-- Task material start --
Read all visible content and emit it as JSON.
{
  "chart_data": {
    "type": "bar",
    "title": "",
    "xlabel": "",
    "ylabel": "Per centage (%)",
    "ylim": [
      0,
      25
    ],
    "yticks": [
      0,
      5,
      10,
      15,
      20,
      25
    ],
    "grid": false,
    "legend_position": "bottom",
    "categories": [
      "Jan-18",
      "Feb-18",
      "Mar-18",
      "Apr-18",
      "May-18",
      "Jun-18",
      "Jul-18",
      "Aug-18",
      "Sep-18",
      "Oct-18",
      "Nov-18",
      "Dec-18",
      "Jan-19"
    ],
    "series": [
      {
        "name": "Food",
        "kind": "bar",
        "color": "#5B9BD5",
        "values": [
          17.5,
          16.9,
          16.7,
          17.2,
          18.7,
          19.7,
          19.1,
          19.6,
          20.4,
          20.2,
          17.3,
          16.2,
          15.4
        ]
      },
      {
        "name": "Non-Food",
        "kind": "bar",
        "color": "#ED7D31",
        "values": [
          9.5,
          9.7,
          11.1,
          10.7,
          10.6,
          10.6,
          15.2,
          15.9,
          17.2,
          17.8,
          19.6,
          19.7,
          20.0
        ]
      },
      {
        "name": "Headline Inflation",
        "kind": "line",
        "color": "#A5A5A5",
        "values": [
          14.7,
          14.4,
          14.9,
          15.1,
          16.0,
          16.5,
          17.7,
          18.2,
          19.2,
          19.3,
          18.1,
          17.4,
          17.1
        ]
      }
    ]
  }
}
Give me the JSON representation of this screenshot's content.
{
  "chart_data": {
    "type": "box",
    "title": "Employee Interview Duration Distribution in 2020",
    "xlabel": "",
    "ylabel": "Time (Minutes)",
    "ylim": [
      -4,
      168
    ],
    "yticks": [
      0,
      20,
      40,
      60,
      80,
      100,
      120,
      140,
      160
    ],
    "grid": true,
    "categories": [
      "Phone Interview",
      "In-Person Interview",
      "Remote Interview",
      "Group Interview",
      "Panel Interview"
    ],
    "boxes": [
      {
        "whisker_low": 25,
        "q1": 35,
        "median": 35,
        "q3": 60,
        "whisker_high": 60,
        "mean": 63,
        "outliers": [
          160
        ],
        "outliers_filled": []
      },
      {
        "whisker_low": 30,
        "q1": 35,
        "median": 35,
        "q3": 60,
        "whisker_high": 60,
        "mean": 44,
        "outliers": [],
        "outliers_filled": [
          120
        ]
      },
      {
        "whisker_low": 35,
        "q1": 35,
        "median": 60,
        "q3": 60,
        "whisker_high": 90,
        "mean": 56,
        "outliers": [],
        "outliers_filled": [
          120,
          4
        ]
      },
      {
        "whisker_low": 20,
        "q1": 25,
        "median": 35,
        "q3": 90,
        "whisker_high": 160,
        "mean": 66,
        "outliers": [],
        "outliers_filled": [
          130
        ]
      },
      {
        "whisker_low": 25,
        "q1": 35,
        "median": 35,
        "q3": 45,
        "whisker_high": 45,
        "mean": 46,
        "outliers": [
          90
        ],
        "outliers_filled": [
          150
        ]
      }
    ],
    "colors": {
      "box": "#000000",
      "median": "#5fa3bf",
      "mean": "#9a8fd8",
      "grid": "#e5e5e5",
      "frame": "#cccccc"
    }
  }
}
-- Task material end --
● **Problem statement**
Reproduce all data above, unchanged.

● **Answer for the task**
Read all visible content and emit it as JSON.
{
  "chart_data": {
    "type": "bar",
    "title": "",
    "xlabel": "",
    "ylabel": "Per centage (%)",
    "ylim": [
      0,
      25
    ],
    "yticks": [
      0,
      5,
      10,
      15,
      20,
      25
    ],
    "grid": false,
    "legend_position": "bottom",
    "categories": [
      "Jan-18",
      "Feb-18",
      "Mar-18",
      "Apr-18",
      "May-18",
      "Jun-18",
      "Jul-18",
      "Aug-18",
      "Sep-18",
      "Oct-18",
      "Nov-18",
      "Dec-18",
      "Jan-19"
    ],
    "series": [
      {
        "name": "Food",
        "kind": "bar",
        "color": "#5B9BD5",
        "values": [
          17.5,
          16.9,
          16.7,
          17.2,
          18.7,
          19.7,
          19.1,
          19.6,
          20.4,
          20.2,
          17.3,
          16.2,
          15.4
        ]
      },
      {
        "name": "Non-Food",
        "kind": "bar",
        "color": "#ED7D31",
        "values": [
          9.5,
          9.7,
          11.1,
          10.7,
          10.6,
          10.6,
          15.2,
          15.9,
          17.2,
          17.8,
          19.6,
          19.7,
          20.0
        ]
      },
      {
        "name": "Headline Inflation",
        "kind": "line",
        "color": "#A5A5A5",
        "values": [
          14.7,
          14.4,
          14.9,
          15.1,
          16.0,
          16.5,
          17.7,
          18.2,
          19.2,
          19.3,
          18.1,
          17.4,
          17.1
        ]
      }
    ]
  }
}
Give me the JSON representation of this screenshot's content.
{
  "chart_data": {
    "type": "box",
    "title": "Employee Interview Duration Distribution in 2020",
    "xlabel": "",
    "ylabel": "Time (Minutes)",
    "ylim": [
      -4,
      168
    ],
    "yticks": [
      0,
      20,
      40,
      60,
      80,
      100,
      120,
      140,
      160
    ],
    "grid": true,
    "categories": [
      "Phone Interview",
      "In-Person Interview",
      "Remote Interview",
      "Group Interview",
      "Panel Interview"
    ],
    "boxes": [
      {
        "whisker_low": 25,
        "q1": 35,
        "median": 35,
        "q3": 60,
        "whisker_high": 60,
        "mean": 63,
        "outliers": [
          160
        ],
        "outliers_filled": []
      },
      {
        "whisker_low": 30,
        "q1": 35,
        "median": 35,
        "q3": 60,
        "whisker_high": 60,
        "mean": 44,
        "outliers": [],
        "outliers_filled": [
          120
        ]
      },
      {
        "whisker_low": 35,
        "q1": 35,
        "median": 60,
        "q3": 60,
        "whisker_high": 90,
        "mean": 56,
        "outliers": [],
        "outliers_filled": [
          120,
          4
        ]
      },
      {
        "whisker_low": 20,
        "q1": 25,
        "median": 35,
        "q3": 90,
        "whisker_high": 160,
        "mean": 66,
        "outliers": [],
        "outliers_filled": [
          130
        ]
      },
      {
        "whisker_low": 25,
        "q1": 35,
        "median": 35,
        "q3": 45,
        "whisker_high": 45,
        "mean": 46,
        "outliers": [
          90
        ],
        "outliers_filled": [
          150
        ]
      }
    ],
    "colors": {
      "box": "#000000",
      "median": "#5fa3bf",
      "mean": "#9a8fd8",
      "grid": "#e5e5e5",
      "frame": "#cccccc"
    }
  }
}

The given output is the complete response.